YOUR GOAL: From the entries below, please gather each line containing the string "object".

Dataset items:
>>>>
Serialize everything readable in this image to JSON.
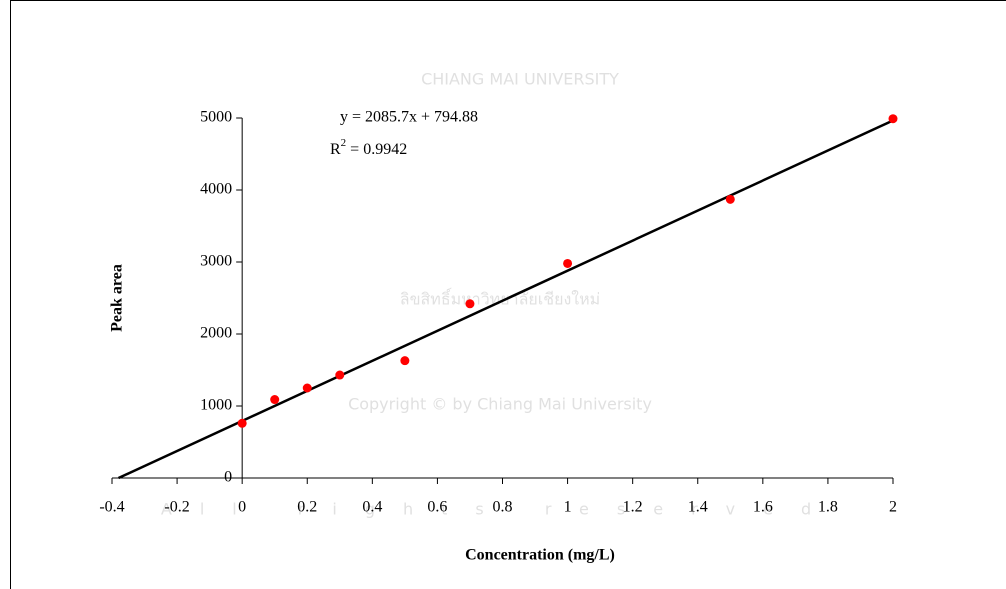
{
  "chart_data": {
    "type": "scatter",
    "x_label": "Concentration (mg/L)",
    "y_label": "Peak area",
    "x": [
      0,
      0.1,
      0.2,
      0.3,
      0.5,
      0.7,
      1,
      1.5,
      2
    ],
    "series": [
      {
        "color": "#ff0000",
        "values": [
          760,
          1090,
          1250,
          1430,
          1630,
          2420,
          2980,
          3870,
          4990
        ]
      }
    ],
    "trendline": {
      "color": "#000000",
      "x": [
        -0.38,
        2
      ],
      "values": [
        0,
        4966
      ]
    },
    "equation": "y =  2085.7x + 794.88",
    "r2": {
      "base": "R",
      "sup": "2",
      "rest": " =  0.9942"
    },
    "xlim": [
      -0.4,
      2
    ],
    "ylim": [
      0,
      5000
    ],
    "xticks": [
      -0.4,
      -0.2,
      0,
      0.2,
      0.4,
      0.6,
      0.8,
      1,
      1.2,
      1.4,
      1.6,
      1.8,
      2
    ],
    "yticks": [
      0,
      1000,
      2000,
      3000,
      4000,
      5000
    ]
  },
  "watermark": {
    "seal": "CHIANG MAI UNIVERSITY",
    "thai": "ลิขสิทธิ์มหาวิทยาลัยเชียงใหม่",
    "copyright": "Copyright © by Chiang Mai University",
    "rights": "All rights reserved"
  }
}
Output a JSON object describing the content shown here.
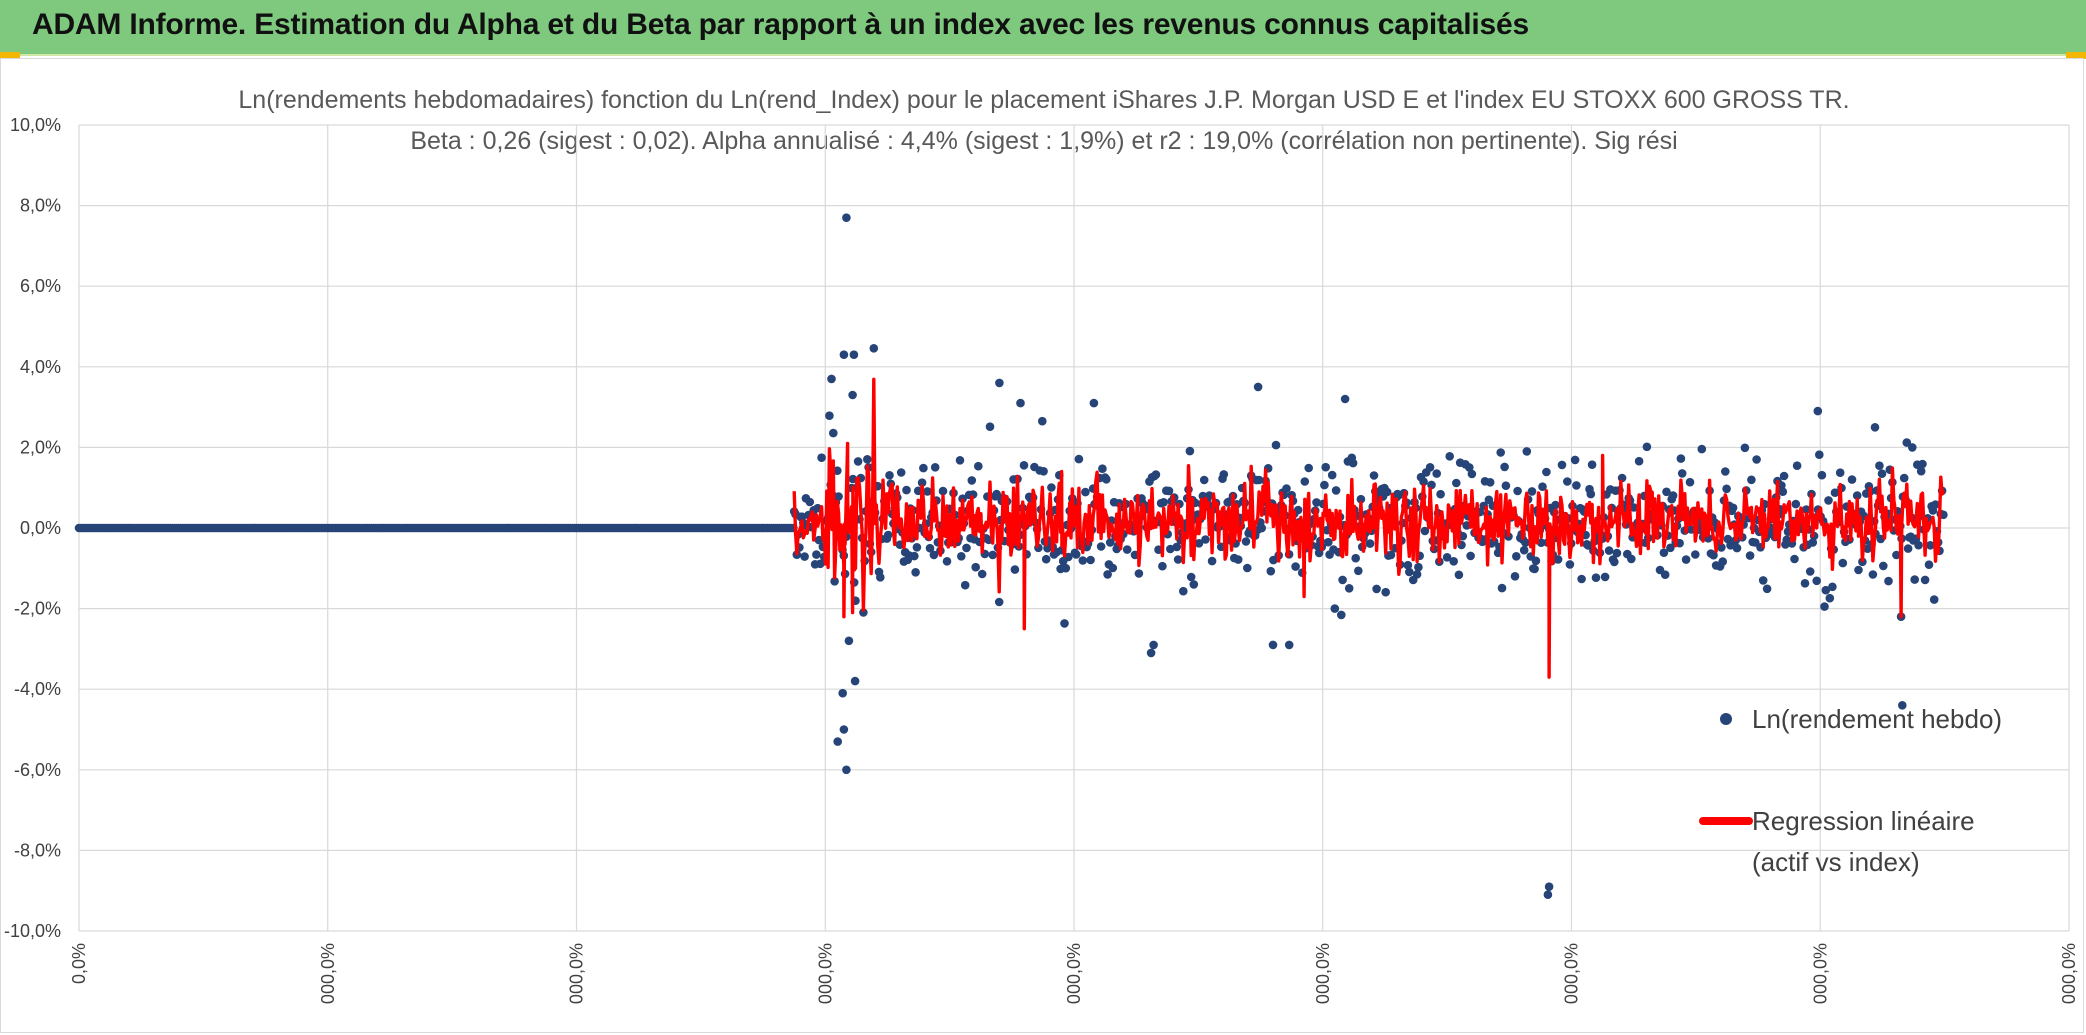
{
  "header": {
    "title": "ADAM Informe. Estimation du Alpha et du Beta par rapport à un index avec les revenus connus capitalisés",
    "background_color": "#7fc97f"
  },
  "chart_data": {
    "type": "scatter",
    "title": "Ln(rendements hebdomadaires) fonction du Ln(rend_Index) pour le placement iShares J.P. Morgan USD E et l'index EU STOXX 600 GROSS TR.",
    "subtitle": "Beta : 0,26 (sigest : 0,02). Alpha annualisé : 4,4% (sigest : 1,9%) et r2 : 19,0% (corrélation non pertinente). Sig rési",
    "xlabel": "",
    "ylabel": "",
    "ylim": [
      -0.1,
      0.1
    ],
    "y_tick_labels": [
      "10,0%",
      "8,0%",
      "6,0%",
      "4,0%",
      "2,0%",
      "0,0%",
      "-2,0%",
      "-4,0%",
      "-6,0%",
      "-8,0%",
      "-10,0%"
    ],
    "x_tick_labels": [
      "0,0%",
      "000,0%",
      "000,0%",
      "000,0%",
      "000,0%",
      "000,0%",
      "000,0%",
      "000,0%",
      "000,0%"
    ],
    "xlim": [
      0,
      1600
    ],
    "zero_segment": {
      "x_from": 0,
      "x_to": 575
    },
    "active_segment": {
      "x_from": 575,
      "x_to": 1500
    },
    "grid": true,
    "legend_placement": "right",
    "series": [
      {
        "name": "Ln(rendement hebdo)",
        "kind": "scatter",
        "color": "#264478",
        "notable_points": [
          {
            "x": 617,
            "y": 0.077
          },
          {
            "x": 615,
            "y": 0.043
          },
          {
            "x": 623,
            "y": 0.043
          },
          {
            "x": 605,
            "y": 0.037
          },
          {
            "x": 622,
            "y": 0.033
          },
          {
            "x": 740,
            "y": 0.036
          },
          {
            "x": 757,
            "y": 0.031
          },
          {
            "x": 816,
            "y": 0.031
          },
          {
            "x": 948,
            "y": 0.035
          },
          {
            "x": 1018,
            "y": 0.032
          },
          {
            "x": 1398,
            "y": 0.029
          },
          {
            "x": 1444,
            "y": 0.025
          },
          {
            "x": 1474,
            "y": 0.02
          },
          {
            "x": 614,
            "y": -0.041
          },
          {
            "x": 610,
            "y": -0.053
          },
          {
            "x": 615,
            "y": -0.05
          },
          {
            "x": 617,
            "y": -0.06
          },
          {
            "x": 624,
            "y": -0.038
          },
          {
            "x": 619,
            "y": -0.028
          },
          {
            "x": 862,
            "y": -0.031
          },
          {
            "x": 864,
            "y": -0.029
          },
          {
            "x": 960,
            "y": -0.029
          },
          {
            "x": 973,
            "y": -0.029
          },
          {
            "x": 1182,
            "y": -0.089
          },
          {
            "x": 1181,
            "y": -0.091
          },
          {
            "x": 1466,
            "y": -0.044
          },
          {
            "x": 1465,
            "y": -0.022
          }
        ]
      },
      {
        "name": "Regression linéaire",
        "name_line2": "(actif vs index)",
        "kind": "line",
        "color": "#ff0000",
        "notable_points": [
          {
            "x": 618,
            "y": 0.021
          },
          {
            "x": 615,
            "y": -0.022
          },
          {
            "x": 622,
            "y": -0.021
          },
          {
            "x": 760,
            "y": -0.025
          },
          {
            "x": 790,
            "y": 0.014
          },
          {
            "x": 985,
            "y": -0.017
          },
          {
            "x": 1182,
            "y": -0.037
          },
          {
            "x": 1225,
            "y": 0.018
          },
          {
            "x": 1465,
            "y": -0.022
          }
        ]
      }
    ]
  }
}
<<<<
>>>>
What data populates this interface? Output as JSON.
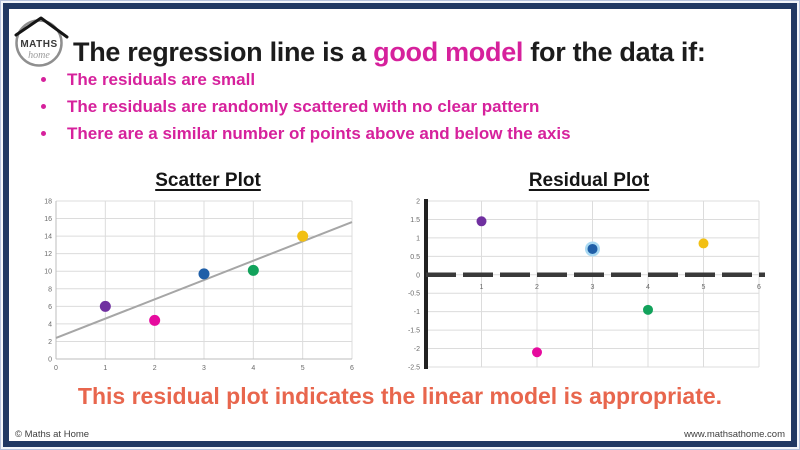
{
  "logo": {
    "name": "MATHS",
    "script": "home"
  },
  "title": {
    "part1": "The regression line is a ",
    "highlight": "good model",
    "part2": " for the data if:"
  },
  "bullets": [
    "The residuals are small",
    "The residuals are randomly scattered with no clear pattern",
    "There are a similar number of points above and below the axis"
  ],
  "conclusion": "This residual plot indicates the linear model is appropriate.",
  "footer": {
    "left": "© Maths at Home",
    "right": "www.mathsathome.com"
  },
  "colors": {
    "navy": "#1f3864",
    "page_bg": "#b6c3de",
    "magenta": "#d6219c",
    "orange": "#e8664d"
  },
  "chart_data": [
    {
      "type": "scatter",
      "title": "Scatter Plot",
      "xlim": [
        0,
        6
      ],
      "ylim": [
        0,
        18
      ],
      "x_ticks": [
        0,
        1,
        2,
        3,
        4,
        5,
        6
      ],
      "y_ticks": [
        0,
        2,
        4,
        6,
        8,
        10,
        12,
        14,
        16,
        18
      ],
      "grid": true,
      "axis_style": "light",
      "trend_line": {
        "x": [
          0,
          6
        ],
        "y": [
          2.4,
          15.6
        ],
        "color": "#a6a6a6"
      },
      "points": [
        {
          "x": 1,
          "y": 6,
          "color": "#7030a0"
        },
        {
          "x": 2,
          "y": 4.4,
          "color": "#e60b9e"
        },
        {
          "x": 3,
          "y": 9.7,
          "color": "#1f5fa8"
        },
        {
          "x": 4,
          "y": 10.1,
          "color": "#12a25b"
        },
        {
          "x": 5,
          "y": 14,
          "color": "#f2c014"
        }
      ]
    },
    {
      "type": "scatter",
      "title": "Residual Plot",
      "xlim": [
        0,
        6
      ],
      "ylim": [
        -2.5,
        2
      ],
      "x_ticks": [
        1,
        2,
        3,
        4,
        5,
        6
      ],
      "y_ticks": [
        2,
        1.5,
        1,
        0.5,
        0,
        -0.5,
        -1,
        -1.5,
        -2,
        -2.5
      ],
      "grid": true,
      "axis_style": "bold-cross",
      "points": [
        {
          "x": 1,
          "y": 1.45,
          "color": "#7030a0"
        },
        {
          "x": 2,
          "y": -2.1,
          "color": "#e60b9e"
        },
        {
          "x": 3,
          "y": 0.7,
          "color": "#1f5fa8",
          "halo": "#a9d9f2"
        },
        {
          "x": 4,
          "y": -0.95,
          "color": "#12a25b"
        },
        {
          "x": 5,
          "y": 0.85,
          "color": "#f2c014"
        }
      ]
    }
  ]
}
<<<<
>>>>
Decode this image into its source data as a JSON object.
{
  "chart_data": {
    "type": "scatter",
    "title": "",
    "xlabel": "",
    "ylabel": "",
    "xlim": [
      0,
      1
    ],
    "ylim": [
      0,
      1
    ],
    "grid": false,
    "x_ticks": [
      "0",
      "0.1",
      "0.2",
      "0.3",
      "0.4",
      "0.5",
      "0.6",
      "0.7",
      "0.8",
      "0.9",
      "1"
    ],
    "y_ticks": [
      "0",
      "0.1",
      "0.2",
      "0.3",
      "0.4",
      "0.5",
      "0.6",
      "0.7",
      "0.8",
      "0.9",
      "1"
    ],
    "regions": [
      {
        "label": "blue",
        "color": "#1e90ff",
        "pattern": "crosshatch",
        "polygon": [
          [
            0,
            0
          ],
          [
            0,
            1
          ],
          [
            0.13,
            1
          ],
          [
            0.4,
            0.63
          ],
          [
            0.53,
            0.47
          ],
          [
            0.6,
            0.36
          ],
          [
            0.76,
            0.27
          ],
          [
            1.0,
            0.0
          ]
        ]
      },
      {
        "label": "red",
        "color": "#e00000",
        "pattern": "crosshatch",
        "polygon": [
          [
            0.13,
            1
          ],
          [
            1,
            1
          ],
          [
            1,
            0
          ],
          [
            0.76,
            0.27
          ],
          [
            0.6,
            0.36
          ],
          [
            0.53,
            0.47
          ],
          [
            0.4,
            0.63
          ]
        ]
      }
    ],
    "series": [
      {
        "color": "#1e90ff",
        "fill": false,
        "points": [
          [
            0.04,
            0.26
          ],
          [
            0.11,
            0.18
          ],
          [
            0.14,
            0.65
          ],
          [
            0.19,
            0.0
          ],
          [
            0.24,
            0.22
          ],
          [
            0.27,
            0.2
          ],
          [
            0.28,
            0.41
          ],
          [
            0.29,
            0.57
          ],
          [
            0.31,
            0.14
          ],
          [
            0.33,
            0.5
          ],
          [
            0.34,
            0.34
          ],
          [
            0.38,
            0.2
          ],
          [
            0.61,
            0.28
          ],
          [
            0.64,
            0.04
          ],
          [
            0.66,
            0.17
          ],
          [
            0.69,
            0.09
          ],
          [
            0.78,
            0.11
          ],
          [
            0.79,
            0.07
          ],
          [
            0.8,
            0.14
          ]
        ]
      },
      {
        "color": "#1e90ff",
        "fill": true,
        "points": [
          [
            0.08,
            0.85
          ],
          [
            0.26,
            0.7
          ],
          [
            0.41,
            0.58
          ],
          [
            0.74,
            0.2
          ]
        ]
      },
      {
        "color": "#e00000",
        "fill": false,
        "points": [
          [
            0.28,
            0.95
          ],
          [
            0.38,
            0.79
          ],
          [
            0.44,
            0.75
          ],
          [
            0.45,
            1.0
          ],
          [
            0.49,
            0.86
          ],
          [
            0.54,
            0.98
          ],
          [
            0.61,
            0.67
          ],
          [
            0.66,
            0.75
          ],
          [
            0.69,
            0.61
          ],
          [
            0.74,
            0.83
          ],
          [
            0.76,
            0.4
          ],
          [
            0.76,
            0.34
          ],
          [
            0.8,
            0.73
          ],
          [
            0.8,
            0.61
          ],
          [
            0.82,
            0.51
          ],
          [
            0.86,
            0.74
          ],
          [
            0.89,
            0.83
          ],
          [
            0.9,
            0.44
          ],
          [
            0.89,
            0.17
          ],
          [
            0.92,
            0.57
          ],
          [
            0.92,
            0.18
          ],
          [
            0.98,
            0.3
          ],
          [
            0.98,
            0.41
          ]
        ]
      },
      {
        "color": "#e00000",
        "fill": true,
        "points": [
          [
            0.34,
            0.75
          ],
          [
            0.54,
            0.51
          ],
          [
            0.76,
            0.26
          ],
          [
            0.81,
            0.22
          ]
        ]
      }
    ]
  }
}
<<<<
THE SOLUTION:
Output a JSON object describing the content shown here.
Decode this image into its source data as a JSON object.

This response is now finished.